### [Saved entries]

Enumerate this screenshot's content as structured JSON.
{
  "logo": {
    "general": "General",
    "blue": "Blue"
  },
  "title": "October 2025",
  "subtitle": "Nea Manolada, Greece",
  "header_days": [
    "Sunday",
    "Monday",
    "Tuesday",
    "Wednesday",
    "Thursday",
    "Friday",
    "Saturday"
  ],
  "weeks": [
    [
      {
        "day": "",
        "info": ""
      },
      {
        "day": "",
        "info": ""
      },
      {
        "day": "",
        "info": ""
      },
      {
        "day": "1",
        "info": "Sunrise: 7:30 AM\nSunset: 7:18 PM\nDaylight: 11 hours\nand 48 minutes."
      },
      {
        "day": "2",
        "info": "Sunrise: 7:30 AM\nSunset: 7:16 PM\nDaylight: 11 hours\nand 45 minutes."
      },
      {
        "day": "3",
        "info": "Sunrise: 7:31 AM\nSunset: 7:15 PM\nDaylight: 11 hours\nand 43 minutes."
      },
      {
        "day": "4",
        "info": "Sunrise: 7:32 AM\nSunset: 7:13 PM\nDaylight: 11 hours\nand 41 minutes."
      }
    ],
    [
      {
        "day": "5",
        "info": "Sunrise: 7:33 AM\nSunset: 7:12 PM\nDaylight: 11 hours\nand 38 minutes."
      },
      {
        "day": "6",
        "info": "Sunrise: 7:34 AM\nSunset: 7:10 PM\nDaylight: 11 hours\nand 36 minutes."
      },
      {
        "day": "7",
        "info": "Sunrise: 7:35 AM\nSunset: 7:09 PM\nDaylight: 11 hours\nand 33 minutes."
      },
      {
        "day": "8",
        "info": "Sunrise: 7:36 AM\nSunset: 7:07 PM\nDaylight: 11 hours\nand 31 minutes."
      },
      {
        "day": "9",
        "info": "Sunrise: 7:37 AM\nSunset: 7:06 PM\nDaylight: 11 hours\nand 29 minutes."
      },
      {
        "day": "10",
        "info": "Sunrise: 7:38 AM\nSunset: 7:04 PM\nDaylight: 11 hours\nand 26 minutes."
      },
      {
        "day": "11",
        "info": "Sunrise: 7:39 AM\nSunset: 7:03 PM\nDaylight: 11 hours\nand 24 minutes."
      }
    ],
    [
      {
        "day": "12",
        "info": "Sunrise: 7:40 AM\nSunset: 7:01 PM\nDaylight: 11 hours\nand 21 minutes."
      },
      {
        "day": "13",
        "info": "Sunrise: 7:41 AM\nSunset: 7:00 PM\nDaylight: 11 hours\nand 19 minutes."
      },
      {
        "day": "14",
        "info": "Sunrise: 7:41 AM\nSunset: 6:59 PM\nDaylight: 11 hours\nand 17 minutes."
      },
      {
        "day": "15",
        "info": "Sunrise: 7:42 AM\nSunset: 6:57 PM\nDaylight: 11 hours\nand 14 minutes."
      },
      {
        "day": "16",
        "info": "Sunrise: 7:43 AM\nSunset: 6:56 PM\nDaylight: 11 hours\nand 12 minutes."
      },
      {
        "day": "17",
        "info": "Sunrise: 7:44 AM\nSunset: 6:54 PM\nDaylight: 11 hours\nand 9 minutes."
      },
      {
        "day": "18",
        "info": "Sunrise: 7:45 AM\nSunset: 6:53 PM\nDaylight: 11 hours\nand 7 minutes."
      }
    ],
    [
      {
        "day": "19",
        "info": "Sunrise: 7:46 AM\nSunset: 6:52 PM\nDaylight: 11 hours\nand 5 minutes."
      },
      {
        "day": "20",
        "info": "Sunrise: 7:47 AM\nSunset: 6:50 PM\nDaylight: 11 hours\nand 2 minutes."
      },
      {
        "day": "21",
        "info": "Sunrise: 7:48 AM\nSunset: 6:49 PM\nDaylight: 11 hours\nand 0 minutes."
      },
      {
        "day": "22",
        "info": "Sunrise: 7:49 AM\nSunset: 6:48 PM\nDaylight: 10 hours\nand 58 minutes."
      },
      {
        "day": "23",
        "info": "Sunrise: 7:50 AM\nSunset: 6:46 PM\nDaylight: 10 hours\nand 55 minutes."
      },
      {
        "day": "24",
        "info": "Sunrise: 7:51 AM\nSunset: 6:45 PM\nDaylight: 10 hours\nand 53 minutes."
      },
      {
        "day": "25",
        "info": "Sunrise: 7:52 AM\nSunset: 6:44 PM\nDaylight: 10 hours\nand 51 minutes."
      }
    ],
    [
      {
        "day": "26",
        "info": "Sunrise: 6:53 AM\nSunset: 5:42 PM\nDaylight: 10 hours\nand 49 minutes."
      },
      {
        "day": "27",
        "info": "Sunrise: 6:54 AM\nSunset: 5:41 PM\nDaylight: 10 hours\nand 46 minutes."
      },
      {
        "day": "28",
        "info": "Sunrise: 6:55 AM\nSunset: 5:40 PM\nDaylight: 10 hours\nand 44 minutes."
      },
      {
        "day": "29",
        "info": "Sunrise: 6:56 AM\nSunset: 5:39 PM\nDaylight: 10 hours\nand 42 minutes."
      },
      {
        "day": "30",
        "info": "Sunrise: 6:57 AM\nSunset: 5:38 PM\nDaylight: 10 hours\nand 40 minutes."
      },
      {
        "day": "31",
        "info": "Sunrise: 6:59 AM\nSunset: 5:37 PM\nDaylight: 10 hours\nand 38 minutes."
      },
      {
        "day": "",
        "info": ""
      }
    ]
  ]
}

### [WHAT YOU ARE ASKED TO DO]
Using the exact wording, write out all of the records.

### [FULL SOLUTION]
Enumerate this screenshot's content as structured JSON.
{
  "logo": {
    "general": "General",
    "blue": "Blue"
  },
  "title": "October 2025",
  "subtitle": "Nea Manolada, Greece",
  "header_days": [
    "Sunday",
    "Monday",
    "Tuesday",
    "Wednesday",
    "Thursday",
    "Friday",
    "Saturday"
  ],
  "weeks": [
    [
      {
        "day": "",
        "info": ""
      },
      {
        "day": "",
        "info": ""
      },
      {
        "day": "",
        "info": ""
      },
      {
        "day": "1",
        "info": "Sunrise: 7:30 AM\nSunset: 7:18 PM\nDaylight: 11 hours\nand 48 minutes."
      },
      {
        "day": "2",
        "info": "Sunrise: 7:30 AM\nSunset: 7:16 PM\nDaylight: 11 hours\nand 45 minutes."
      },
      {
        "day": "3",
        "info": "Sunrise: 7:31 AM\nSunset: 7:15 PM\nDaylight: 11 hours\nand 43 minutes."
      },
      {
        "day": "4",
        "info": "Sunrise: 7:32 AM\nSunset: 7:13 PM\nDaylight: 11 hours\nand 41 minutes."
      }
    ],
    [
      {
        "day": "5",
        "info": "Sunrise: 7:33 AM\nSunset: 7:12 PM\nDaylight: 11 hours\nand 38 minutes."
      },
      {
        "day": "6",
        "info": "Sunrise: 7:34 AM\nSunset: 7:10 PM\nDaylight: 11 hours\nand 36 minutes."
      },
      {
        "day": "7",
        "info": "Sunrise: 7:35 AM\nSunset: 7:09 PM\nDaylight: 11 hours\nand 33 minutes."
      },
      {
        "day": "8",
        "info": "Sunrise: 7:36 AM\nSunset: 7:07 PM\nDaylight: 11 hours\nand 31 minutes."
      },
      {
        "day": "9",
        "info": "Sunrise: 7:37 AM\nSunset: 7:06 PM\nDaylight: 11 hours\nand 29 minutes."
      },
      {
        "day": "10",
        "info": "Sunrise: 7:38 AM\nSunset: 7:04 PM\nDaylight: 11 hours\nand 26 minutes."
      },
      {
        "day": "11",
        "info": "Sunrise: 7:39 AM\nSunset: 7:03 PM\nDaylight: 11 hours\nand 24 minutes."
      }
    ],
    [
      {
        "day": "12",
        "info": "Sunrise: 7:40 AM\nSunset: 7:01 PM\nDaylight: 11 hours\nand 21 minutes."
      },
      {
        "day": "13",
        "info": "Sunrise: 7:41 AM\nSunset: 7:00 PM\nDaylight: 11 hours\nand 19 minutes."
      },
      {
        "day": "14",
        "info": "Sunrise: 7:41 AM\nSunset: 6:59 PM\nDaylight: 11 hours\nand 17 minutes."
      },
      {
        "day": "15",
        "info": "Sunrise: 7:42 AM\nSunset: 6:57 PM\nDaylight: 11 hours\nand 14 minutes."
      },
      {
        "day": "16",
        "info": "Sunrise: 7:43 AM\nSunset: 6:56 PM\nDaylight: 11 hours\nand 12 minutes."
      },
      {
        "day": "17",
        "info": "Sunrise: 7:44 AM\nSunset: 6:54 PM\nDaylight: 11 hours\nand 9 minutes."
      },
      {
        "day": "18",
        "info": "Sunrise: 7:45 AM\nSunset: 6:53 PM\nDaylight: 11 hours\nand 7 minutes."
      }
    ],
    [
      {
        "day": "19",
        "info": "Sunrise: 7:46 AM\nSunset: 6:52 PM\nDaylight: 11 hours\nand 5 minutes."
      },
      {
        "day": "20",
        "info": "Sunrise: 7:47 AM\nSunset: 6:50 PM\nDaylight: 11 hours\nand 2 minutes."
      },
      {
        "day": "21",
        "info": "Sunrise: 7:48 AM\nSunset: 6:49 PM\nDaylight: 11 hours\nand 0 minutes."
      },
      {
        "day": "22",
        "info": "Sunrise: 7:49 AM\nSunset: 6:48 PM\nDaylight: 10 hours\nand 58 minutes."
      },
      {
        "day": "23",
        "info": "Sunrise: 7:50 AM\nSunset: 6:46 PM\nDaylight: 10 hours\nand 55 minutes."
      },
      {
        "day": "24",
        "info": "Sunrise: 7:51 AM\nSunset: 6:45 PM\nDaylight: 10 hours\nand 53 minutes."
      },
      {
        "day": "25",
        "info": "Sunrise: 7:52 AM\nSunset: 6:44 PM\nDaylight: 10 hours\nand 51 minutes."
      }
    ],
    [
      {
        "day": "26",
        "info": "Sunrise: 6:53 AM\nSunset: 5:42 PM\nDaylight: 10 hours\nand 49 minutes."
      },
      {
        "day": "27",
        "info": "Sunrise: 6:54 AM\nSunset: 5:41 PM\nDaylight: 10 hours\nand 46 minutes."
      },
      {
        "day": "28",
        "info": "Sunrise: 6:55 AM\nSunset: 5:40 PM\nDaylight: 10 hours\nand 44 minutes."
      },
      {
        "day": "29",
        "info": "Sunrise: 6:56 AM\nSunset: 5:39 PM\nDaylight: 10 hours\nand 42 minutes."
      },
      {
        "day": "30",
        "info": "Sunrise: 6:57 AM\nSunset: 5:38 PM\nDaylight: 10 hours\nand 40 minutes."
      },
      {
        "day": "31",
        "info": "Sunrise: 6:59 AM\nSunset: 5:37 PM\nDaylight: 10 hours\nand 38 minutes."
      },
      {
        "day": "",
        "info": ""
      }
    ]
  ]
}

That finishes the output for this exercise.